**Exercise objective:**
List every username that posts in the forum thread on event temperatures, along with the date of each post.

**Reading text:**
------------------------------------------------------------

# Ideal Air Temps for Events



## Footer (Aug 2, 2011)

I don't have control of the thermostat for any of the venues in the complex. Its handled by plaza ops a half mile away. It seems like every day I am calling them adjusting the temp as the client wants. Right now we have a dance company in residency and they, like most dance companies, want it warm... as in hold a plate of brownies so we have something to eat on the way home. A certain NYS governor likes it to be frigidly cold... as in you could hang meat in here. Bands usually just like it to be the same as to not throw off tuning. Many oversees groups complain about any AC at all I have yet to actually start writing down temperatures... mainly because I don't have a thermostat to look at to see what people like. So, that being said, what are your ideal temperatures for different kinds of events that would at least give me a ball park?


----------



## BNEL (Aug 4, 2011)

I have the complete opposite with my dance groups where I can't keep the space cold enough.

During the winter months my space is set at 70 degrees and in the summer months it is set at 68. My space has three different zones FOH enterance, Main House, and Stage. During Dance productions I actually change my stage temp to 66. Our HVAC system is also programed with a 2 degree flex settings. So for instance if the thermostat is set at 68 it will only activate our chillers if the temp is above 70 degrees.

We schedule our HVAC to turn on only when the space is scheduled but when we have performances our space takes two hours to recovery.

The best thing is to understand your HVAC system works in order to set the thermostats.


----------



## derekleffew (Aug 4, 2011)

Footer said:


> ...Many oversees groups complain about any AC at all I have yet to actually start writing down temperatures... mainly because I don't have a thermostat to look at to see what people like. ...


You don't need a thermostat, just a thermometer. I've said before, the first thing a good dance SM does is clip a large thermometer onto the offstage edge of a leg, on one or both sides of the stage.

A quick Googling of "dance rider, temperature" reveals:

> (optimum temperature: 75-78 degrees F)
> contract requires that the temperature be between 65 and 90 degrees Fahrenheit
> The temperature of the stage, studio and the dressing rooms must be between 72 –75" F. (22-24C) while the dancers are working. Every effort must be made to insure this so that the safety of the dancers is not in jeopardy.
> Proper temperature levels, a minimum 70 degrees F, must be maintained on the stage
> ...



See also the thread http://www.controlbooth.com/forums/.../22939-standard-temperature-your-theater.html .


----------



## Aerial (Dec 9, 2011)

Wow, yes this is a science. It took me a long time to figure out my theatre's heating and cooling. It mostly had to do with vent locations, orientations, and zone assignments. Luckily, I'm able to personally manage the electronic system. These are just thermostat temperature settings, not actual thermometer readings. My temps might be extreme to someone that isn't in a desert (70 degrees is cool here).

------------------------------------------------------------

**Record list:**
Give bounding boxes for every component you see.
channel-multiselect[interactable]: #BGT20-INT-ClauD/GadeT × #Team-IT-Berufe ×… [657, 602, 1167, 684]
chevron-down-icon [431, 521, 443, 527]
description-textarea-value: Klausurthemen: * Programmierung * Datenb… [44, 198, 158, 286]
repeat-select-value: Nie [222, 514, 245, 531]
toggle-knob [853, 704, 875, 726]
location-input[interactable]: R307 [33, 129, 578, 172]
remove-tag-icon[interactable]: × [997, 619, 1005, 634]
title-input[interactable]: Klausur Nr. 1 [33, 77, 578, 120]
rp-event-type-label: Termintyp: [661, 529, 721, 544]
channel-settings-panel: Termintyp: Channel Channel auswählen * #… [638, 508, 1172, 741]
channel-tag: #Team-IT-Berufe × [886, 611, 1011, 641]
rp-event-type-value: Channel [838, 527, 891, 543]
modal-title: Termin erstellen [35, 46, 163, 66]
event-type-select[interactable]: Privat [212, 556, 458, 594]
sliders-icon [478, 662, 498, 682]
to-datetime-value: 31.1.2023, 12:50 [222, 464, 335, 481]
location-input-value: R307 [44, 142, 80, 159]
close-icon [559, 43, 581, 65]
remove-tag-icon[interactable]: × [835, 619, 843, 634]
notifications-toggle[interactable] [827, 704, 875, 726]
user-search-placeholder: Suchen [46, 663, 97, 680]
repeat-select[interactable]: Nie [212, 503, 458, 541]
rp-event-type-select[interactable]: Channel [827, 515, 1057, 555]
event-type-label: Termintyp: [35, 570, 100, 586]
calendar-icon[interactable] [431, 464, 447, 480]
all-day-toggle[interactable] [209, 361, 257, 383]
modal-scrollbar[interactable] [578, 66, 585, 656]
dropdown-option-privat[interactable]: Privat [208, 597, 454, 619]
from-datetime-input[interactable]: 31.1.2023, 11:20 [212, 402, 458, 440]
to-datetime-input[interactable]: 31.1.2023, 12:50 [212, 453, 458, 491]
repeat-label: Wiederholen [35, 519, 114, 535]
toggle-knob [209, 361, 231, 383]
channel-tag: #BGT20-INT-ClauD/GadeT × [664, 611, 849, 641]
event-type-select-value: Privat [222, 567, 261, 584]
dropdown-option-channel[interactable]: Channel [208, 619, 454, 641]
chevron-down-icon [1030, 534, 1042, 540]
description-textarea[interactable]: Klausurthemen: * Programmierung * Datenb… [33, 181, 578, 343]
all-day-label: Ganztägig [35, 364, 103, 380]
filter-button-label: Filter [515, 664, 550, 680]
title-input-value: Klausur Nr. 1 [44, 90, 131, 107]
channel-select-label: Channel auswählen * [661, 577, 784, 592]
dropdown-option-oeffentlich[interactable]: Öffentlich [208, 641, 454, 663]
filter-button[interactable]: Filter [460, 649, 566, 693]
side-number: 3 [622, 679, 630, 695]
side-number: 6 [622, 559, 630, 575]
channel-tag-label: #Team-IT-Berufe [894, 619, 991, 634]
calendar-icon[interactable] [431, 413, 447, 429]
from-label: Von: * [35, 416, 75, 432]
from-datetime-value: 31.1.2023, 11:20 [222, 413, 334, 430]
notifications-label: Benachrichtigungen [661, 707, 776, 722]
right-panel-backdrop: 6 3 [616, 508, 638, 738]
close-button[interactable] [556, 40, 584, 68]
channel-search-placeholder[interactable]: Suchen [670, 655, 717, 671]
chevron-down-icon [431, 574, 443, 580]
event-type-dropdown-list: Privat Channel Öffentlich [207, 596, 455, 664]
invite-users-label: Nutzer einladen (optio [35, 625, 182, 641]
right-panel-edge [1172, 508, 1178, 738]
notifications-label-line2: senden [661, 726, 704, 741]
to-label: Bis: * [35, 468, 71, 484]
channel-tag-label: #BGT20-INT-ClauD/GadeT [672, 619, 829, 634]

------------------------------------------------------------

**Complete response:**
Footer (Aug 2, 2011)
BNEL (Aug 4, 2011)
derekleffew (Aug 4, 2011)
Aerial (Dec 9, 2011)